• WHAT IS ASKED: Omit all images. Write out the rest of the material exactly.

··· DATASET RECORDS

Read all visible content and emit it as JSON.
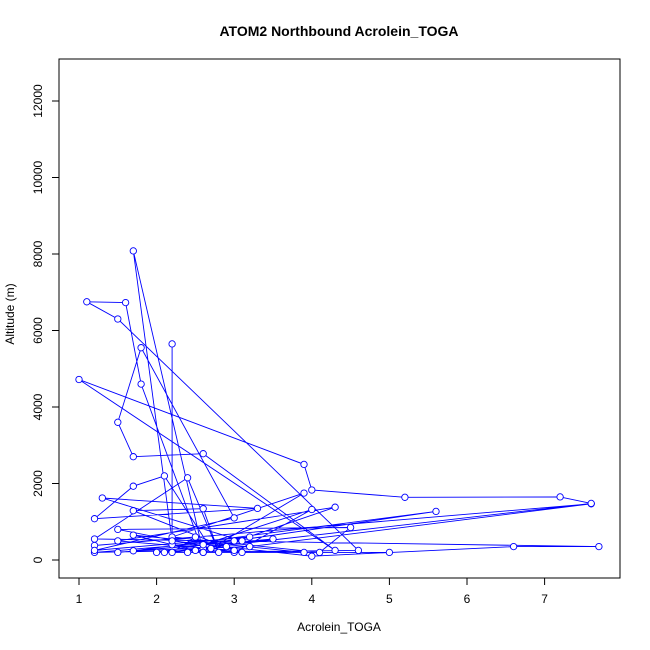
{
  "chart_data": {
    "type": "line",
    "title": "ATOM2 Northbound Acrolein_TOGA",
    "xlabel": "Acrolein_TOGA",
    "ylabel": "Altitude (m)",
    "xlim": [
      1,
      7.7
    ],
    "ylim": [
      0,
      12000
    ],
    "x_ticks": [
      1,
      2,
      3,
      4,
      5,
      6,
      7
    ],
    "y_ticks": [
      0,
      2000,
      4000,
      6000,
      8000,
      10000,
      12000
    ],
    "series_color": "#0000ff",
    "series": [
      {
        "marker": "open-circle",
        "points": [
          [
            2.2,
            5650
          ],
          [
            2.2,
            400
          ],
          [
            2.6,
            300
          ],
          [
            3.1,
            500
          ],
          [
            1.3,
            1620
          ],
          [
            3.3,
            1350
          ],
          [
            1.2,
            1080
          ],
          [
            1.7,
            1930
          ],
          [
            2.1,
            2200
          ],
          [
            2.7,
            300
          ],
          [
            3.9,
            1750
          ],
          [
            2.2,
            600
          ],
          [
            4.1,
            200
          ],
          [
            4.5,
            850
          ],
          [
            1.5,
            800
          ],
          [
            3.0,
            200
          ],
          [
            4.0,
            1320
          ],
          [
            2.6,
            400
          ],
          [
            1.5,
            200
          ],
          [
            3.5,
            550
          ],
          [
            2.2,
            200
          ],
          [
            2.5,
            600
          ],
          [
            1.2,
            380
          ],
          [
            7.6,
            1470
          ],
          [
            3.2,
            350
          ],
          [
            1.7,
            240
          ],
          [
            5.6,
            1270
          ],
          [
            3.0,
            500
          ],
          [
            1.2,
            200
          ],
          [
            2.5,
            250
          ],
          [
            3.9,
            200
          ],
          [
            1.7,
            650
          ],
          [
            2.6,
            200
          ],
          [
            4.3,
            1380
          ],
          [
            1.5,
            500
          ],
          [
            3.0,
            250
          ],
          [
            1.7,
            1290
          ],
          [
            2.6,
            1340
          ],
          [
            2.8,
            200
          ],
          [
            2.4,
            2150
          ],
          [
            1.2,
            550
          ],
          [
            7.7,
            350
          ],
          [
            6.6,
            350
          ],
          [
            4.0,
            100
          ],
          [
            2.2,
            500
          ],
          [
            1.7,
            8080
          ],
          [
            2.6,
            200
          ],
          [
            1.8,
            4600
          ],
          [
            1.6,
            6730
          ],
          [
            1.1,
            6750
          ],
          [
            1.5,
            6300
          ],
          [
            4.6,
            250
          ],
          [
            2.0,
            200
          ],
          [
            3.2,
            600
          ],
          [
            1.2,
            250
          ],
          [
            3.0,
            1100
          ],
          [
            1.8,
            5550
          ],
          [
            1.5,
            3600
          ],
          [
            1.7,
            2700
          ],
          [
            2.6,
            2780
          ],
          [
            4.3,
            250
          ],
          [
            1.0,
            4720
          ],
          [
            3.9,
            2500
          ],
          [
            4.0,
            1830
          ],
          [
            5.2,
            1640
          ],
          [
            7.2,
            1650
          ],
          [
            7.6,
            1480
          ],
          [
            2.1,
            200
          ],
          [
            5.0,
            200
          ],
          [
            2.4,
            200
          ],
          [
            2.9,
            350
          ],
          [
            3.1,
            200
          ]
        ]
      }
    ]
  }
}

······

• EXPECTED OUTPUT:
Read all visible content and emit it as JSON.
{
  "chart_data": {
    "type": "line",
    "title": "ATOM2 Northbound Acrolein_TOGA",
    "xlabel": "Acrolein_TOGA",
    "ylabel": "Altitude (m)",
    "xlim": [
      1,
      7.7
    ],
    "ylim": [
      0,
      12000
    ],
    "x_ticks": [
      1,
      2,
      3,
      4,
      5,
      6,
      7
    ],
    "y_ticks": [
      0,
      2000,
      4000,
      6000,
      8000,
      10000,
      12000
    ],
    "series_color": "#0000ff",
    "series": [
      {
        "marker": "open-circle",
        "points": [
          [
            2.2,
            5650
          ],
          [
            2.2,
            400
          ],
          [
            2.6,
            300
          ],
          [
            3.1,
            500
          ],
          [
            1.3,
            1620
          ],
          [
            3.3,
            1350
          ],
          [
            1.2,
            1080
          ],
          [
            1.7,
            1930
          ],
          [
            2.1,
            2200
          ],
          [
            2.7,
            300
          ],
          [
            3.9,
            1750
          ],
          [
            2.2,
            600
          ],
          [
            4.1,
            200
          ],
          [
            4.5,
            850
          ],
          [
            1.5,
            800
          ],
          [
            3.0,
            200
          ],
          [
            4.0,
            1320
          ],
          [
            2.6,
            400
          ],
          [
            1.5,
            200
          ],
          [
            3.5,
            550
          ],
          [
            2.2,
            200
          ],
          [
            2.5,
            600
          ],
          [
            1.2,
            380
          ],
          [
            7.6,
            1470
          ],
          [
            3.2,
            350
          ],
          [
            1.7,
            240
          ],
          [
            5.6,
            1270
          ],
          [
            3.0,
            500
          ],
          [
            1.2,
            200
          ],
          [
            2.5,
            250
          ],
          [
            3.9,
            200
          ],
          [
            1.7,
            650
          ],
          [
            2.6,
            200
          ],
          [
            4.3,
            1380
          ],
          [
            1.5,
            500
          ],
          [
            3.0,
            250
          ],
          [
            1.7,
            1290
          ],
          [
            2.6,
            1340
          ],
          [
            2.8,
            200
          ],
          [
            2.4,
            2150
          ],
          [
            1.2,
            550
          ],
          [
            7.7,
            350
          ],
          [
            6.6,
            350
          ],
          [
            4.0,
            100
          ],
          [
            2.2,
            500
          ],
          [
            1.7,
            8080
          ],
          [
            2.6,
            200
          ],
          [
            1.8,
            4600
          ],
          [
            1.6,
            6730
          ],
          [
            1.1,
            6750
          ],
          [
            1.5,
            6300
          ],
          [
            4.6,
            250
          ],
          [
            2.0,
            200
          ],
          [
            3.2,
            600
          ],
          [
            1.2,
            250
          ],
          [
            3.0,
            1100
          ],
          [
            1.8,
            5550
          ],
          [
            1.5,
            3600
          ],
          [
            1.7,
            2700
          ],
          [
            2.6,
            2780
          ],
          [
            4.3,
            250
          ],
          [
            1.0,
            4720
          ],
          [
            3.9,
            2500
          ],
          [
            4.0,
            1830
          ],
          [
            5.2,
            1640
          ],
          [
            7.2,
            1650
          ],
          [
            7.6,
            1480
          ],
          [
            2.1,
            200
          ],
          [
            5.0,
            200
          ],
          [
            2.4,
            200
          ],
          [
            2.9,
            350
          ],
          [
            3.1,
            200
          ]
        ]
      }
    ]
  }
}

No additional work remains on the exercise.